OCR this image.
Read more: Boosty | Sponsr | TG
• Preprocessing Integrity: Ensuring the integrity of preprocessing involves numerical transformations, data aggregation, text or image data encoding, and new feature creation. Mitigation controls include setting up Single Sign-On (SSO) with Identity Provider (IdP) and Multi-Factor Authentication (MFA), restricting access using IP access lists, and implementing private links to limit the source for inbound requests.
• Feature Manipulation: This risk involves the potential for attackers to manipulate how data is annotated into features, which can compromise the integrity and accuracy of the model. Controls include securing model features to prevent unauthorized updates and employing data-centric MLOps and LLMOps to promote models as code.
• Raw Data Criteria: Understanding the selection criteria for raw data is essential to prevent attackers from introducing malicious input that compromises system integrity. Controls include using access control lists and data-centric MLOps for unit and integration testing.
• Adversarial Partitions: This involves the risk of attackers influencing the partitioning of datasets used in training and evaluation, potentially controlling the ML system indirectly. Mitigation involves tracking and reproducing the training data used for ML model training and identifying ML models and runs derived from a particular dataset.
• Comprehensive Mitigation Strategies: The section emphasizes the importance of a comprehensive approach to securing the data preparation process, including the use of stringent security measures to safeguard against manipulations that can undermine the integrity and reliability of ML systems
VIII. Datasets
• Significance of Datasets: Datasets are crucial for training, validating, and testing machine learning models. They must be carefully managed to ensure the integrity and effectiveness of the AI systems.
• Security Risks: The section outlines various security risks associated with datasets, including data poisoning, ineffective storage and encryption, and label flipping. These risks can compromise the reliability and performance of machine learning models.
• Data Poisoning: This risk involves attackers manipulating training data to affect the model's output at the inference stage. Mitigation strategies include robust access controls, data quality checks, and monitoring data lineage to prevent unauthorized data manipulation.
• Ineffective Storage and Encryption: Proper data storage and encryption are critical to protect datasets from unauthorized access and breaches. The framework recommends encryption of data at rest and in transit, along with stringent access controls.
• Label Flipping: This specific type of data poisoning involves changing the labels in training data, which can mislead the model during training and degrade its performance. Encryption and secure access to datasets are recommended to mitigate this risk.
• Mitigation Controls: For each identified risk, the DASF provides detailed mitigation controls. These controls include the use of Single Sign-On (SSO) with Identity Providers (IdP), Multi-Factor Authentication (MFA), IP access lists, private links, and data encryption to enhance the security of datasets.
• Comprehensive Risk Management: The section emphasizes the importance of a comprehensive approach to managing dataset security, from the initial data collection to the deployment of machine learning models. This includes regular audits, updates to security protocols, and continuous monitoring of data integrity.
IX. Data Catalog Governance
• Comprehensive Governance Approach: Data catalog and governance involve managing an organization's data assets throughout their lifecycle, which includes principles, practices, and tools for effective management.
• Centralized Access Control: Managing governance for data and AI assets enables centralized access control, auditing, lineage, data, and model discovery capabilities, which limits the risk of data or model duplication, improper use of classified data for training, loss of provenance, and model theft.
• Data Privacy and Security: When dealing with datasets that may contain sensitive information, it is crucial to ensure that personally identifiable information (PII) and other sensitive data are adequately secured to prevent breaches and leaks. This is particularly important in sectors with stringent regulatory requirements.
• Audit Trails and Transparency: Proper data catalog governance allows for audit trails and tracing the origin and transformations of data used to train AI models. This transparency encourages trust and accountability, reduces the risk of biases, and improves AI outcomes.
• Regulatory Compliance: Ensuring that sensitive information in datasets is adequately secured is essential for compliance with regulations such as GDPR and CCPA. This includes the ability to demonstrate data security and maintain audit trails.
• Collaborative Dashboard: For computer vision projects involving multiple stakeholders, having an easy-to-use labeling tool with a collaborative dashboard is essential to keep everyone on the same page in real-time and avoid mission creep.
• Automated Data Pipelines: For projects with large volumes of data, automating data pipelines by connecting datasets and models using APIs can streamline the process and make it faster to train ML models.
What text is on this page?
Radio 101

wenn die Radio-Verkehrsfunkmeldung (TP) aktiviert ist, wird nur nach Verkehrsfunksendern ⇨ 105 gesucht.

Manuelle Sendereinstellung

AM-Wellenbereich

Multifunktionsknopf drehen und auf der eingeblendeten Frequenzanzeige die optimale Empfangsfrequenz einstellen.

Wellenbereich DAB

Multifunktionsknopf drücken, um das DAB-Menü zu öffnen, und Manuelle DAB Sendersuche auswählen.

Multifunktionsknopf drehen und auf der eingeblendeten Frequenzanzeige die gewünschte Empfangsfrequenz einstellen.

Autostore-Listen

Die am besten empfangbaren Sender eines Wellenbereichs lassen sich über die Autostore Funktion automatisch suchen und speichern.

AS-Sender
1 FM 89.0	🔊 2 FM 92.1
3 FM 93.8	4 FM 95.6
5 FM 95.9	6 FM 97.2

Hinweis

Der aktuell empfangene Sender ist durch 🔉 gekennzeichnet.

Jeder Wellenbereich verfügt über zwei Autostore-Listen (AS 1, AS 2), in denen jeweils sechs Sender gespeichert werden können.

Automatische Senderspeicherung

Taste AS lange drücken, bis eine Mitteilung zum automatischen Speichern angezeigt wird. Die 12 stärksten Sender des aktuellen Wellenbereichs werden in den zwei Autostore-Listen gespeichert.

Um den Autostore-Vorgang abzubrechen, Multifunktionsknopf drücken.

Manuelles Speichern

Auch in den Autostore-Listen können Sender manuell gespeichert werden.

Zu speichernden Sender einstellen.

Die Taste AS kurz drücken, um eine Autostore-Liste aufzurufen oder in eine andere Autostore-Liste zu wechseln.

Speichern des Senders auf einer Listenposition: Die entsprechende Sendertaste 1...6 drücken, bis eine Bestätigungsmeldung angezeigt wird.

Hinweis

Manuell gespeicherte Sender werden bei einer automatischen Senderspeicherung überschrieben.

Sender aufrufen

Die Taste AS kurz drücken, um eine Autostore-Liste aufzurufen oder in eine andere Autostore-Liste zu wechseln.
--
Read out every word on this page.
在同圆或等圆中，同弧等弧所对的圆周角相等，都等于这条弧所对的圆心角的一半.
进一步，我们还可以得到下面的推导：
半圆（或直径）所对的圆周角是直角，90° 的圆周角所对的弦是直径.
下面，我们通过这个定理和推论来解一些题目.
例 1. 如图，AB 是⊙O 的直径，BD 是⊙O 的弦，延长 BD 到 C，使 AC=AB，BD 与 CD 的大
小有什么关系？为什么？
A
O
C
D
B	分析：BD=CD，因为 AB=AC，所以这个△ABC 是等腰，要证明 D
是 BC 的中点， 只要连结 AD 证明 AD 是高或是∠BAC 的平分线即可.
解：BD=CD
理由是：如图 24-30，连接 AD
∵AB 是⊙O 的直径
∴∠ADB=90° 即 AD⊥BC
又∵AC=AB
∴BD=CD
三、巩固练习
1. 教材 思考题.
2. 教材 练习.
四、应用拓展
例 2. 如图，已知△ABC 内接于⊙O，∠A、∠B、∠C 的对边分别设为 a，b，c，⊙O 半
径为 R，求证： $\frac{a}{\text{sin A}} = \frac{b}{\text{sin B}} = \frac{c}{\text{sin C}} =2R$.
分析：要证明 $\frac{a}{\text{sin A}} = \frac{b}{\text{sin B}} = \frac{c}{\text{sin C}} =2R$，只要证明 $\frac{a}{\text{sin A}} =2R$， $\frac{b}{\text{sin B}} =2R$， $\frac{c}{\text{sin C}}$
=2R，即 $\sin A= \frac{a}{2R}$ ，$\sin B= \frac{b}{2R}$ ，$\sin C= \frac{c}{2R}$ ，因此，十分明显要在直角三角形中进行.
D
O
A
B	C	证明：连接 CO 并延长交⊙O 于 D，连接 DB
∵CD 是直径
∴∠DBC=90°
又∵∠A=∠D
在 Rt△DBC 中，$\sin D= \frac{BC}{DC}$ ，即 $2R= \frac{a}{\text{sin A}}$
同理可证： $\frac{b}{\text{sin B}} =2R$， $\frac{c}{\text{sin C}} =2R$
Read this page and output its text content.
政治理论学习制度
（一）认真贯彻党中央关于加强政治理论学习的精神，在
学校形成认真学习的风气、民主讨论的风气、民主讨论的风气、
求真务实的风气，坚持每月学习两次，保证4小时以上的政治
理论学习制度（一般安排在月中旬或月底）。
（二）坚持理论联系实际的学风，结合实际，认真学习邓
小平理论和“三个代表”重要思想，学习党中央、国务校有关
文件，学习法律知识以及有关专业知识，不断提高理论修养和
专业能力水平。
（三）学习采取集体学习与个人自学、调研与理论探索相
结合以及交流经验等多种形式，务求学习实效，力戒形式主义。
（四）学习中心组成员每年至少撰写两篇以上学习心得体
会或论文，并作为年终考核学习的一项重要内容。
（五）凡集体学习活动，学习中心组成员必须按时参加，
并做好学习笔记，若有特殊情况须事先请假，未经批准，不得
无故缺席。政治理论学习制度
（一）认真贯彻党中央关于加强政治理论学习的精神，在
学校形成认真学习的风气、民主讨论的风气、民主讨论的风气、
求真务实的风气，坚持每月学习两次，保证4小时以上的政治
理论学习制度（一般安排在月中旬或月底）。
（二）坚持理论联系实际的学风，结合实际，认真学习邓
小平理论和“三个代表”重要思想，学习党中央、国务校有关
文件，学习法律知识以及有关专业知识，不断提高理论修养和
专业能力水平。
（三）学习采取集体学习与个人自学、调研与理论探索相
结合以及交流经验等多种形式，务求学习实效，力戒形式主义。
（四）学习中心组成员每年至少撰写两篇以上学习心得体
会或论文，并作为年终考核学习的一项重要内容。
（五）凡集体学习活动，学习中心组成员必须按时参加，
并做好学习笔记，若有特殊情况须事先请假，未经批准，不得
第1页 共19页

→ What to do: Make a list of all lines in the data that contain "Multifunktionsknopf".

→ The response:
Multifunktionsknopf drehen und auf der eingeblendeten Frequenzanzeige die optimale Empfangsfrequenz einstellen.
Multifunktionsknopf drücken, um das DAB-Menü zu öffnen, und Manuelle DAB Sendersuche auswählen.
Multifunktionsknopf drehen und auf der eingeblendeten Frequenzanzeige die gewünschte Empfangsfrequenz einstellen.
Um den Autostore-Vorgang abzubrechen, Multifunktionsknopf drücken.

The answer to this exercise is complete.